Stored data:
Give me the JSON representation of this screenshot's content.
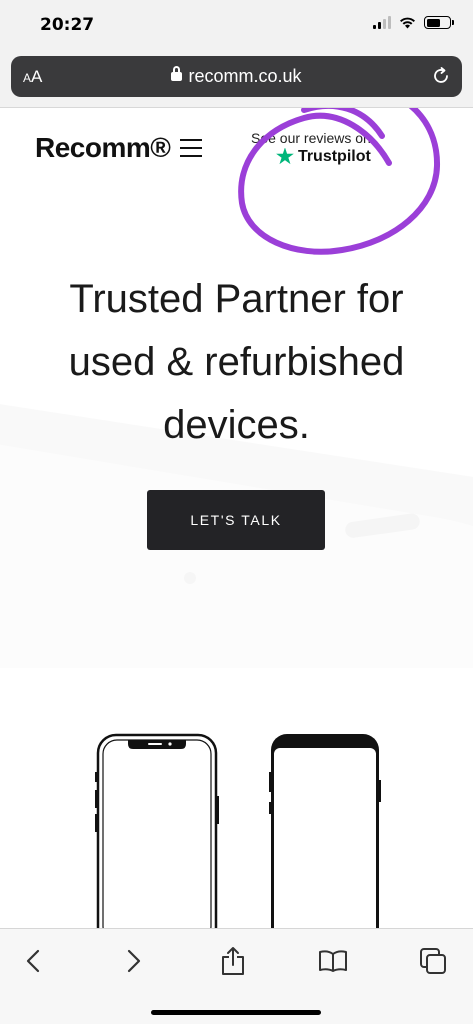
{
  "status_bar": {
    "time": "20:27",
    "signal_bars_lit": 2,
    "signal_bars_total": 4,
    "battery_level": 0.6
  },
  "browser": {
    "text_size_label_small": "A",
    "text_size_label_large": "A",
    "url": "recomm.co.uk"
  },
  "site_header": {
    "logo": "Recomm®",
    "reviews_text": "See our reviews on",
    "trustpilot_label": "Trustpilot",
    "trustpilot_star_color": "#00b67a"
  },
  "annotation": {
    "circle_color": "#9b3fd8"
  },
  "hero": {
    "lines": [
      "Trusted Partner for",
      "used & refurbished",
      "devices."
    ],
    "cta_label": "LET'S TALK"
  },
  "toolbar": {
    "items": [
      "back-icon",
      "forward-icon",
      "share-icon",
      "bookmarks-icon",
      "tabs-icon"
    ]
  }
}
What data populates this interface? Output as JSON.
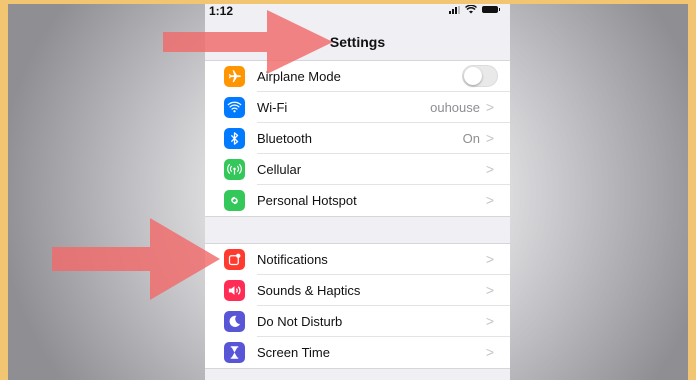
{
  "status_bar": {
    "time": "1:12"
  },
  "nav": {
    "title": "Settings"
  },
  "colors": {
    "airplane": "#ff9500",
    "wifi": "#007aff",
    "bluetooth": "#007aff",
    "cellular": "#34c759",
    "hotspot": "#34c759",
    "notifications": "#ff3b30",
    "sounds": "#ff2d55",
    "dnd": "#5856d6",
    "screen_time": "#5856d6",
    "annotation_arrow": "#f26b6b"
  },
  "group1": [
    {
      "label": "Airplane Mode",
      "icon": "airplane-icon",
      "control": "toggle",
      "toggle_on": false
    },
    {
      "label": "Wi-Fi",
      "icon": "wifi-icon",
      "value": "ouhouse",
      "chevron": ">"
    },
    {
      "label": "Bluetooth",
      "icon": "bluetooth-icon",
      "value": "On",
      "chevron": ">"
    },
    {
      "label": "Cellular",
      "icon": "cellular-icon",
      "chevron": ">"
    },
    {
      "label": "Personal Hotspot",
      "icon": "hotspot-icon",
      "chevron": ">"
    }
  ],
  "group2": [
    {
      "label": "Notifications",
      "icon": "notifications-icon",
      "chevron": ">"
    },
    {
      "label": "Sounds & Haptics",
      "icon": "sounds-icon",
      "chevron": ">"
    },
    {
      "label": "Do Not Disturb",
      "icon": "moon-icon",
      "chevron": ">"
    },
    {
      "label": "Screen Time",
      "icon": "hourglass-icon",
      "chevron": ">"
    }
  ]
}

*Instruction*
Copy out the lines that hold "this".

*Exercise response*
Give me the JSON representation of this screenshot's content.
What data populates this interface? Output as JSON.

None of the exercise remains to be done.